→ Assigned task: For the records below, reproduce exactly the line that contains "Decode this image" and all subsequent lines, with nothing left out and nothing added.

→ Listed records:
◆ ◆ ◆
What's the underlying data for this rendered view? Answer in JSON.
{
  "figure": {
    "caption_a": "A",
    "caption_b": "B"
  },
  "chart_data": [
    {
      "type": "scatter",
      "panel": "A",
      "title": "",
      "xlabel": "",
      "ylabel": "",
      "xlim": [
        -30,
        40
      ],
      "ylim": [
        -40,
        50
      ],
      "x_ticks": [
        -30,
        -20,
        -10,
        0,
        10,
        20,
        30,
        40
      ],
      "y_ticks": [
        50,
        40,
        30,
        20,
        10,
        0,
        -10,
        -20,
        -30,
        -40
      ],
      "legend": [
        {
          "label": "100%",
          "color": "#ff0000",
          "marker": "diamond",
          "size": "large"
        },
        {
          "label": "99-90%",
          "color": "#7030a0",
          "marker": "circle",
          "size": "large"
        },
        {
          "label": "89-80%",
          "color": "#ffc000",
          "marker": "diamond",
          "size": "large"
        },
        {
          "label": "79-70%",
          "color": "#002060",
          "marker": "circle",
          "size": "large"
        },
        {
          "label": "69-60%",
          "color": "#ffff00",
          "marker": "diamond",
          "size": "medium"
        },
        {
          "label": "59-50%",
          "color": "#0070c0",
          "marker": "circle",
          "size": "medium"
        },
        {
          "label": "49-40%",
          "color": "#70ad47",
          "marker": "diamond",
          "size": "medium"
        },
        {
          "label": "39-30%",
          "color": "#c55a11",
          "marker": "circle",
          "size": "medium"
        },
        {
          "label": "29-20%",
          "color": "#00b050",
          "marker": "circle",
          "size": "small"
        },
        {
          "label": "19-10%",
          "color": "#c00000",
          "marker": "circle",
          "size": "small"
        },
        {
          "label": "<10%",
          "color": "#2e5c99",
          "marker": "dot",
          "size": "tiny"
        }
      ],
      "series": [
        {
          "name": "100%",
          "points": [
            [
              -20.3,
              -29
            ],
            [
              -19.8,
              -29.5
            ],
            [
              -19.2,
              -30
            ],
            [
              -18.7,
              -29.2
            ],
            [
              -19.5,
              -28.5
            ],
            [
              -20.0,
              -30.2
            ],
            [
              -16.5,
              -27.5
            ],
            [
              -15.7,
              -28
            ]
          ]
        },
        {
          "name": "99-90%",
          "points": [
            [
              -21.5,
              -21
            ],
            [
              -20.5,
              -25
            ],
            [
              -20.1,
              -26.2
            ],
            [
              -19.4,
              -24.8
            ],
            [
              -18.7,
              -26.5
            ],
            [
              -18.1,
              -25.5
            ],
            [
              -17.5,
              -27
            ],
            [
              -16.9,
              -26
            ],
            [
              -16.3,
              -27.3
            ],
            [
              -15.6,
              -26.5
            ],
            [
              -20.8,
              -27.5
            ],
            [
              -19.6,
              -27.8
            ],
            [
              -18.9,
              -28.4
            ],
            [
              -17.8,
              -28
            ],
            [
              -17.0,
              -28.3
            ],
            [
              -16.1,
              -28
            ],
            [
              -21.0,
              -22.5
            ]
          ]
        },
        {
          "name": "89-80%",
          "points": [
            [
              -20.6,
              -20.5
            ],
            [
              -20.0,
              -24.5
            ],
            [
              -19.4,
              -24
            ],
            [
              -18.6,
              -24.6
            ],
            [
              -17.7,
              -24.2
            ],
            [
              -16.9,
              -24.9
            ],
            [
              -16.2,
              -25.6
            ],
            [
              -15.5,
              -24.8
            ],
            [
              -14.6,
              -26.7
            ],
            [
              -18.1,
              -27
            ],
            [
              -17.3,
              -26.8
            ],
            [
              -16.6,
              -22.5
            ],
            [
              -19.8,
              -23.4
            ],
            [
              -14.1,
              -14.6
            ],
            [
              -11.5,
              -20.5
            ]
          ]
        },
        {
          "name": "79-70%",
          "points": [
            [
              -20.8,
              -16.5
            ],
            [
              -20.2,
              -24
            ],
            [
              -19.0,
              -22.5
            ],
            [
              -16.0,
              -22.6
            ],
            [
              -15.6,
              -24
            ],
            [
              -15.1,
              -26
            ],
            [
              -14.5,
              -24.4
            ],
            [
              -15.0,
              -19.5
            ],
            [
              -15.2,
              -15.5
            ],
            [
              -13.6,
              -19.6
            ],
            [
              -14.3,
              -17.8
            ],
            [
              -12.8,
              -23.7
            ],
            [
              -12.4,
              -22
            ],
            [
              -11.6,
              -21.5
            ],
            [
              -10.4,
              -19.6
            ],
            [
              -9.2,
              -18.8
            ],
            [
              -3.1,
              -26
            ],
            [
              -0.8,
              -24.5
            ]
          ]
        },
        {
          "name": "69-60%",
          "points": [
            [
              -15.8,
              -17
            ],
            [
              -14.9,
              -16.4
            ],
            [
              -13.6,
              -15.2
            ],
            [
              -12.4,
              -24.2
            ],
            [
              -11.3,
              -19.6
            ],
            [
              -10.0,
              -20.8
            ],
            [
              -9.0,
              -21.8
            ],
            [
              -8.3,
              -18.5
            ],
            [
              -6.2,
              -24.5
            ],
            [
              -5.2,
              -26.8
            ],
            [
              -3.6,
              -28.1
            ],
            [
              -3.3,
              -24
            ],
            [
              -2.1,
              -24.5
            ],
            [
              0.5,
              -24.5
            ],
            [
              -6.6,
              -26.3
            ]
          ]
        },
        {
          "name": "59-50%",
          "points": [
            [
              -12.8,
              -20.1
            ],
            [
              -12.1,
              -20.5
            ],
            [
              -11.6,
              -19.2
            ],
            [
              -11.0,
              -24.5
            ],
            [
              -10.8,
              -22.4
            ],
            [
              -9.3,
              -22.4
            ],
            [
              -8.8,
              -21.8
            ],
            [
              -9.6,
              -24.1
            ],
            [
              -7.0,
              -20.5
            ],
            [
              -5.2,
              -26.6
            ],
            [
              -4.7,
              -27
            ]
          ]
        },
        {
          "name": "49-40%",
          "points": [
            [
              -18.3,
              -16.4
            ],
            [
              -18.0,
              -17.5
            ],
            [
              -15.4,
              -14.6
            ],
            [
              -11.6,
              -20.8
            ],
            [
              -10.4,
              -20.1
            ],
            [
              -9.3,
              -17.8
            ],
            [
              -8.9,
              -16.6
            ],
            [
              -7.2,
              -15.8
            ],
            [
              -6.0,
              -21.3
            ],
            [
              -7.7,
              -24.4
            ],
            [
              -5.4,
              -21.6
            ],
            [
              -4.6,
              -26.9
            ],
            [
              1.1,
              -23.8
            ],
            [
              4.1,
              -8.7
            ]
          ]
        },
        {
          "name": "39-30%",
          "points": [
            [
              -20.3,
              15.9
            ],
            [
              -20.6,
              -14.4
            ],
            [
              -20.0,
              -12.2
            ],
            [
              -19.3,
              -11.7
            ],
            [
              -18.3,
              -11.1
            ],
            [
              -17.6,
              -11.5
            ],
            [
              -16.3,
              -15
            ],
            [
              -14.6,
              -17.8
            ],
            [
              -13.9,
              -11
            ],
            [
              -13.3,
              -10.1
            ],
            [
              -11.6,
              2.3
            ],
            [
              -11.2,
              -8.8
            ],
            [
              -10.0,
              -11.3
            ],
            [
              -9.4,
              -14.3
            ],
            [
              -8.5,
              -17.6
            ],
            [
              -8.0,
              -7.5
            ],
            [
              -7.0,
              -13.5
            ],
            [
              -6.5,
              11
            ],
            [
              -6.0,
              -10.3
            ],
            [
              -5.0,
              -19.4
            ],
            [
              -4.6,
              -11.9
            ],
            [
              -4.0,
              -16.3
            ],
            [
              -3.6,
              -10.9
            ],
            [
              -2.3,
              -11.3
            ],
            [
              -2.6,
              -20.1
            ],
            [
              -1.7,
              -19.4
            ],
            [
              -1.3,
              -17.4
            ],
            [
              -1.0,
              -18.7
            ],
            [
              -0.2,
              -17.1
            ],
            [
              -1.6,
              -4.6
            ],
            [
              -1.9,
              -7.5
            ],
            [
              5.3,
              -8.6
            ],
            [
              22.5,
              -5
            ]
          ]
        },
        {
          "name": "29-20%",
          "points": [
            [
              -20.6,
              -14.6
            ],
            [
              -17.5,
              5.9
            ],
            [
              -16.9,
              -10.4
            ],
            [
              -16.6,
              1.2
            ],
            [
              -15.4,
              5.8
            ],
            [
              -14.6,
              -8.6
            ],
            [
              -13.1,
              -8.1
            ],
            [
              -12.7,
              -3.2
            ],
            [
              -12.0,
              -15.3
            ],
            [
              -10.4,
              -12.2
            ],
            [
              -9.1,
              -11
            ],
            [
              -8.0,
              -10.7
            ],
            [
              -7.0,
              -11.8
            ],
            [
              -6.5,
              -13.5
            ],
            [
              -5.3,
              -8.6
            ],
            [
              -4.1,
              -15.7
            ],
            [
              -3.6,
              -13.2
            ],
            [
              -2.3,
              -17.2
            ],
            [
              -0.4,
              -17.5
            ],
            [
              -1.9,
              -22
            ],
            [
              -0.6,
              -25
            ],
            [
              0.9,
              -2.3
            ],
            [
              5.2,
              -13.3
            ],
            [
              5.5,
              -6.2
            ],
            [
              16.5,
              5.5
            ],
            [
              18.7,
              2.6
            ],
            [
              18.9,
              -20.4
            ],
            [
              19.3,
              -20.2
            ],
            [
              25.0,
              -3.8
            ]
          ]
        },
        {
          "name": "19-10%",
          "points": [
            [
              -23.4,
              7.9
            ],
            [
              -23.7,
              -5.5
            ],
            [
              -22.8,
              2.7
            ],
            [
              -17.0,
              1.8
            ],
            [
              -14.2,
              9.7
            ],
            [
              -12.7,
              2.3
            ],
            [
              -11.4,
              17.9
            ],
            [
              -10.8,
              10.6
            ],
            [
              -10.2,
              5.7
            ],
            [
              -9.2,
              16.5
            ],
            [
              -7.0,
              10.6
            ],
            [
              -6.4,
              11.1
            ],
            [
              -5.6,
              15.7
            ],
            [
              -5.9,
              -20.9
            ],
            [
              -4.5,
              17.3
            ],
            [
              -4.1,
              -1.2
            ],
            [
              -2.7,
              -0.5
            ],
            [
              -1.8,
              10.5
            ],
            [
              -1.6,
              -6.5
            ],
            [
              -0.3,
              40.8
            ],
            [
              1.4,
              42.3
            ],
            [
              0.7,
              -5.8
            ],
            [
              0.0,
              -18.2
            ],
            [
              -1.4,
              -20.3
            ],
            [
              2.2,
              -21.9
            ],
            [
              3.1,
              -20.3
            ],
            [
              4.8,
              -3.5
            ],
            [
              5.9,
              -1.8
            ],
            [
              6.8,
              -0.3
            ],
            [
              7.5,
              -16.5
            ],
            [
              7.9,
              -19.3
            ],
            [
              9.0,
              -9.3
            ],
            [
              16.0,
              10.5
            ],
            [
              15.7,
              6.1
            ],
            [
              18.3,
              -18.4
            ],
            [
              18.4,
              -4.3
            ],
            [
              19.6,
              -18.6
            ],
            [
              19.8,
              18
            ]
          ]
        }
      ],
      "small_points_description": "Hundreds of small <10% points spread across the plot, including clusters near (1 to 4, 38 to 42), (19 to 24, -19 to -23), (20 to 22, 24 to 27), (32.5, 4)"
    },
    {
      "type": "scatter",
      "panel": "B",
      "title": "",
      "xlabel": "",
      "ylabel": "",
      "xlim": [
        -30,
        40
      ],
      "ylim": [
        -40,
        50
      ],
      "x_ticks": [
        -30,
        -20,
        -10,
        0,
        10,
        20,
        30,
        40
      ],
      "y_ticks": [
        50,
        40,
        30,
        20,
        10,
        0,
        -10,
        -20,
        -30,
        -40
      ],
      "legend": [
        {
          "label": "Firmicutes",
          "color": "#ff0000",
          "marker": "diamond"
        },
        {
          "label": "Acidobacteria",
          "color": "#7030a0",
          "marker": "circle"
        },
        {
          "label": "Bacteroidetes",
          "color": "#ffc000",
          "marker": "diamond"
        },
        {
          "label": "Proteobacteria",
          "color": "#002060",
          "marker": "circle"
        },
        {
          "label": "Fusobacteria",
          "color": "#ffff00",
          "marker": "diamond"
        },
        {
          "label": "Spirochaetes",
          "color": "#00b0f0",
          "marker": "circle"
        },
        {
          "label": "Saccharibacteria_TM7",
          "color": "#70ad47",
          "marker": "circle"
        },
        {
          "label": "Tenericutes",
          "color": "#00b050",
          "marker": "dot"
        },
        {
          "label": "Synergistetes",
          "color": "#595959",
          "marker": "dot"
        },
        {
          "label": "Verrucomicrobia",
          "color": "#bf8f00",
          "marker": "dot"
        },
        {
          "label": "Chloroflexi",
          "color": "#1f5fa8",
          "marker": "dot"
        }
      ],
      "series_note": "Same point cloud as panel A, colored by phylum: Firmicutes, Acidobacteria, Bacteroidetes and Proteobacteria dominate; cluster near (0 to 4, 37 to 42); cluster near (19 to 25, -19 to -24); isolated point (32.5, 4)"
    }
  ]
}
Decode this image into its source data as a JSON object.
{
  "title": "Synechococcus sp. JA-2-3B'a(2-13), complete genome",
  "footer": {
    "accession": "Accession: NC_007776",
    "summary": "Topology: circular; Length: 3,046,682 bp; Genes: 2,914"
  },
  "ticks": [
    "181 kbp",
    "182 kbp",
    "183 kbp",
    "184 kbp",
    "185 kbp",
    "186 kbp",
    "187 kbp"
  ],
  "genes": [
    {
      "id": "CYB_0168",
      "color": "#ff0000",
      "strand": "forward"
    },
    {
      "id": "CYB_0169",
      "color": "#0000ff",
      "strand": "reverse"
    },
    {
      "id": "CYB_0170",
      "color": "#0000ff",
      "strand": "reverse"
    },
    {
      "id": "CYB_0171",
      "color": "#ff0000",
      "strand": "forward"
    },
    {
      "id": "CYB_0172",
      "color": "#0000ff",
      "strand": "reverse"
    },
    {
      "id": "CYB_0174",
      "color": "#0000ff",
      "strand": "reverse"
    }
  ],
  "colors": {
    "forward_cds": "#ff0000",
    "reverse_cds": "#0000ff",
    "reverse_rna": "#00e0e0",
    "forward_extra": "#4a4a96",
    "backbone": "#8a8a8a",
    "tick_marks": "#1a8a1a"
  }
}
◆ ◆ ◆
→ Solution for this task:
Decode this image into its source data as a JSON object.
{
  "title": "Synechococcus sp. JA-2-3B'a(2-13), complete genome",
  "footer": {
    "accession": "Accession: NC_007776",
    "summary": "Topology: circular; Length: 3,046,682 bp; Genes: 2,914"
  },
  "ticks": [
    "181 kbp",
    "182 kbp",
    "183 kbp",
    "184 kbp",
    "185 kbp",
    "186 kbp",
    "187 kbp"
  ],
  "genes": [
    {
      "id": "CYB_0168",
      "color": "#ff0000",
      "strand": "forward"
    },
    {
      "id": "CYB_0169",
      "color": "#0000ff",
      "strand": "reverse"
    },
    {
      "id": "CYB_0170",
      "color": "#0000ff",
      "strand": "reverse"
    },
    {
      "id": "CYB_0171",
      "color": "#ff0000",
      "strand": "forward"
    },
    {
      "id": "CYB_0172",
      "color": "#0000ff",
      "strand": "reverse"
    },
    {
      "id": "CYB_0174",
      "color": "#0000ff",
      "strand": "reverse"
    }
  ],
  "colors": {
    "forward_cds": "#ff0000",
    "reverse_cds": "#0000ff",
    "reverse_rna": "#00e0e0",
    "forward_extra": "#4a4a96",
    "backbone": "#8a8a8a",
    "tick_marks": "#1a8a1a"
  }
}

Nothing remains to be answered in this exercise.